Given instruction:
Put every row from the first one down to the row containing "spa-checkbox-label[interactable]: Bejelentkezés biztonságos", both included, into a Markdown table with the columns No. and Line, leaving out any blank lines.

Supplied records:
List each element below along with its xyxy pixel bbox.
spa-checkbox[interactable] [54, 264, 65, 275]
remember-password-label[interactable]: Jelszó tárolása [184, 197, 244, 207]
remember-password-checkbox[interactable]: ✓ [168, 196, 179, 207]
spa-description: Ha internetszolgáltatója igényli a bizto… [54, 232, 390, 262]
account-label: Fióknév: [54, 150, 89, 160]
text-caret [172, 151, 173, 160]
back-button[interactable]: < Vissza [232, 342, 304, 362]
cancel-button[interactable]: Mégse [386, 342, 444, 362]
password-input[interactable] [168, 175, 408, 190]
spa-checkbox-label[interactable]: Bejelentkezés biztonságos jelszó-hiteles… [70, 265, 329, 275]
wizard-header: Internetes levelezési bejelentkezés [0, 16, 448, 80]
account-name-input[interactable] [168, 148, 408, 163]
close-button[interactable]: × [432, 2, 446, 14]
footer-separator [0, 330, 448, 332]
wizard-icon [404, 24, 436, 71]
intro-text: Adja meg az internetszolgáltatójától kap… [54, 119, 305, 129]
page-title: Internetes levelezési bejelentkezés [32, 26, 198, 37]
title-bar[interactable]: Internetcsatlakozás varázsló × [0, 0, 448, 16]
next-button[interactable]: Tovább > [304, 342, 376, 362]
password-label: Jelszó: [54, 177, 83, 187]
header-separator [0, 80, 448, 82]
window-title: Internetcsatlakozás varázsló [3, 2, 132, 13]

Result:
| No. | Line |
|---|---|
| 1 | List each element below along with its xyxy pixel bbox. |
| 2 | spa-checkbox[interactable] [54, 264, 65, 275] |
| 3 | remember-password-label[interactable]: Jelszó tárolása [184, 197, 244, 207] |
| 4 | remember-password-checkbox[interactable]: ✓ [168, 196, 179, 207] |
| 5 | spa-description: Ha internetszolgáltatója igényli a bizto… [54, 232, 390, 262] |
| 6 | account-label: Fióknév: [54, 150, 89, 160] |
| 7 | text-caret [172, 151, 173, 160] |
| 8 | back-button[interactable]: < Vissza [232, 342, 304, 362] |
| 9 | cancel-button[interactable]: Mégse [386, 342, 444, 362] |
| 10 | password-input[interactable] [168, 175, 408, 190] |
| 11 | spa-checkbox-label[interactable]: Bejelentkezés biztonságos jelszó-hiteles… [70, 265, 329, 275] |